__What needs to be done__
Identify each line below containing the string "受人类活动影响小" and copy it.

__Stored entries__
_ _ _ _ _

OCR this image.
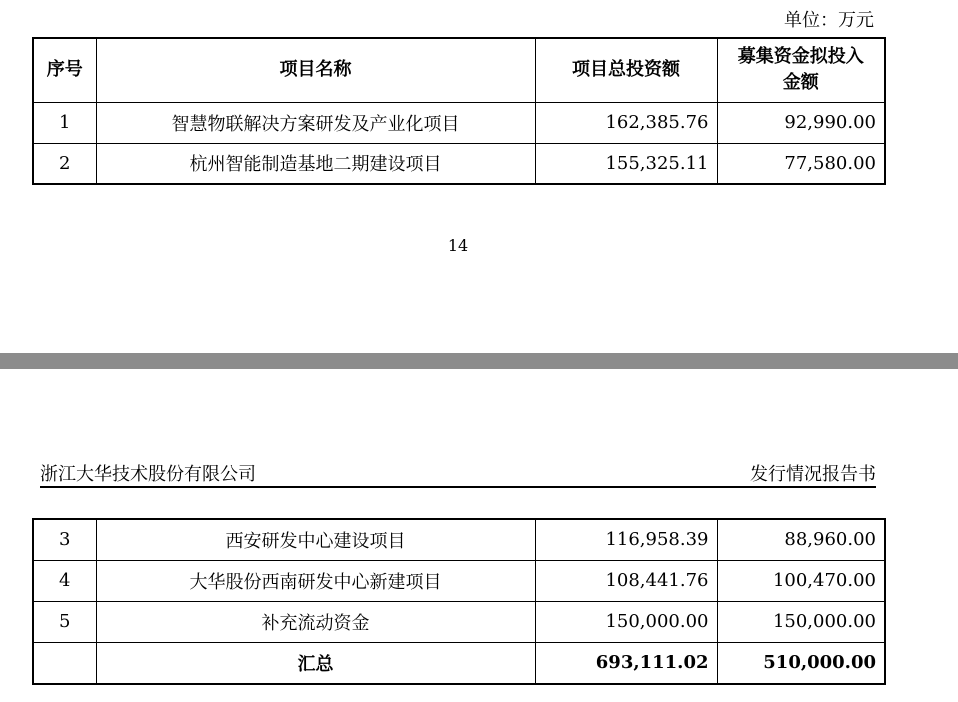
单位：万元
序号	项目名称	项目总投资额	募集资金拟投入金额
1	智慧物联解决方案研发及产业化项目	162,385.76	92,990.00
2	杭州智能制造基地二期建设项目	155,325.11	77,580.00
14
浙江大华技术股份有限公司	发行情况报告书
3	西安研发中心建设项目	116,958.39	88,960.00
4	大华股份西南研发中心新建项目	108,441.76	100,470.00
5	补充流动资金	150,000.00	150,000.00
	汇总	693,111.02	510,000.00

_ _ _ _ _

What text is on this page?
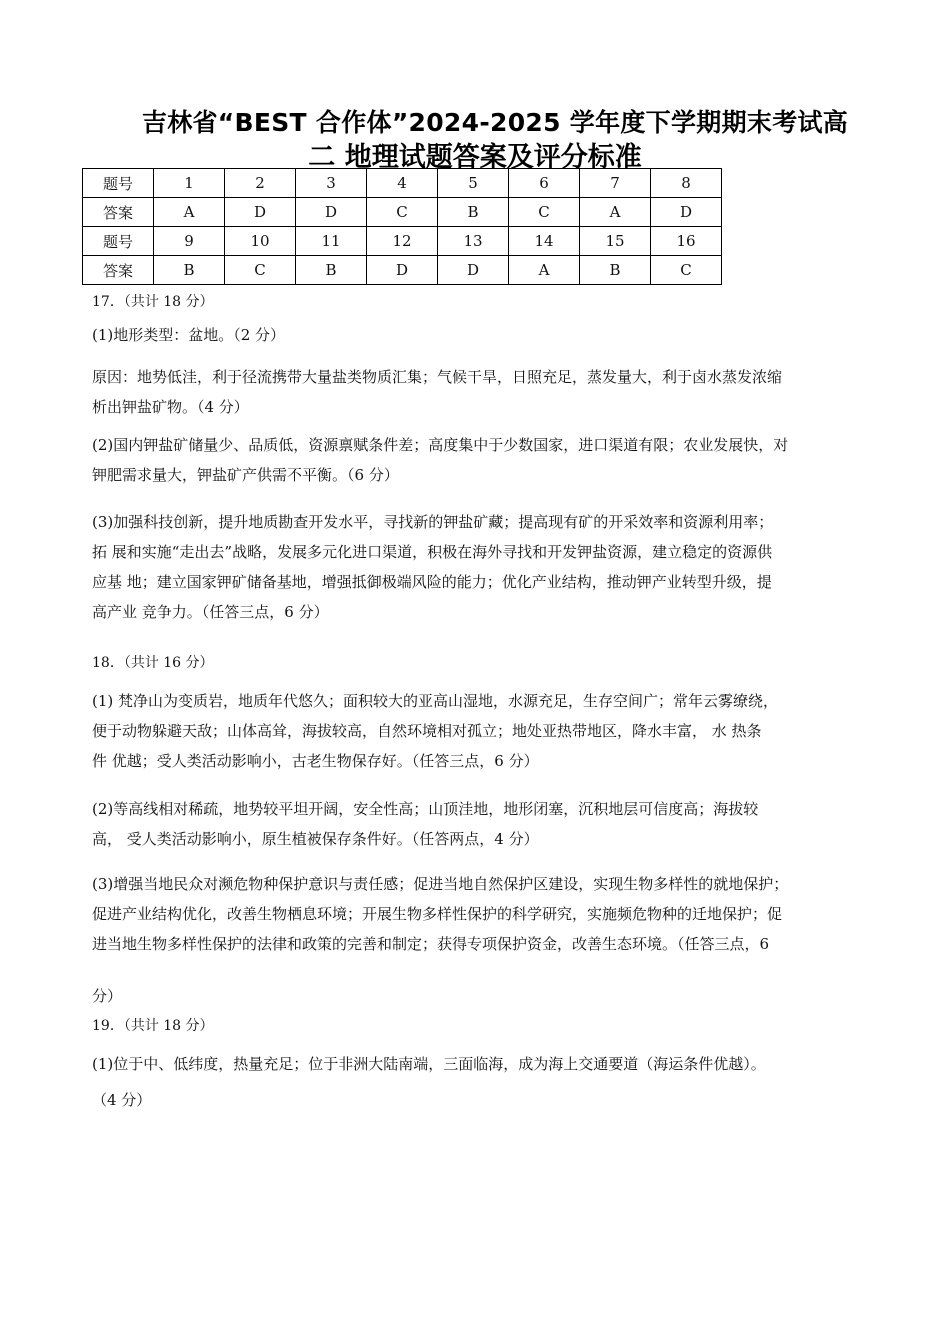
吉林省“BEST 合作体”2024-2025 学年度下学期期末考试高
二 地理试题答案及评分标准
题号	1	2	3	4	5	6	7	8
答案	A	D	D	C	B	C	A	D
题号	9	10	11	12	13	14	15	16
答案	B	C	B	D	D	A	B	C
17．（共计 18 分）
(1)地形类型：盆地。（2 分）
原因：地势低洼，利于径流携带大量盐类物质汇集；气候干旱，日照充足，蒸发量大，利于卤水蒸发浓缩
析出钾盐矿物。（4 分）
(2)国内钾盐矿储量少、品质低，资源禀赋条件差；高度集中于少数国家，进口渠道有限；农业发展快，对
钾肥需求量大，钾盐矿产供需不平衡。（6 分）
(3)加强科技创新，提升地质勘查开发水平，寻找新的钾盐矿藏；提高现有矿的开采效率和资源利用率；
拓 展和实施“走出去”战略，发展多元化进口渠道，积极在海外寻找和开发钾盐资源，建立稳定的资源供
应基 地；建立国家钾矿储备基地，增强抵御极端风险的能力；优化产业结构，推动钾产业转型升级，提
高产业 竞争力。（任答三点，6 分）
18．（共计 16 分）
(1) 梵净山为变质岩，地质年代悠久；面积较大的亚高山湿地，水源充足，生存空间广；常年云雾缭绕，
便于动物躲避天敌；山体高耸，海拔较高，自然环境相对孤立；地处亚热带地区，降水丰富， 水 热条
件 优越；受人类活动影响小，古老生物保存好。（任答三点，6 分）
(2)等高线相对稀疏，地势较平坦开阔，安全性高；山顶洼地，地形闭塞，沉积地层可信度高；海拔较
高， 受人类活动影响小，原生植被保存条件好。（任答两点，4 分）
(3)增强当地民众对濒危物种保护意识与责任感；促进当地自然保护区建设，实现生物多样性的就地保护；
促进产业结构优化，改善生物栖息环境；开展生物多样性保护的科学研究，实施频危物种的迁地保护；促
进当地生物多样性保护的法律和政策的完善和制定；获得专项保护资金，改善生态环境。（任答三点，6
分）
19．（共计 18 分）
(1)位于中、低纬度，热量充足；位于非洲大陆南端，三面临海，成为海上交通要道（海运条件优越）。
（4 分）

_ _ _ _ _

__Answer in full__
件 优越；受人类活动影响小，古老生物保存好。（任答三点，6 分）
高， 受人类活动影响小，原生植被保存条件好。（任答两点，4 分）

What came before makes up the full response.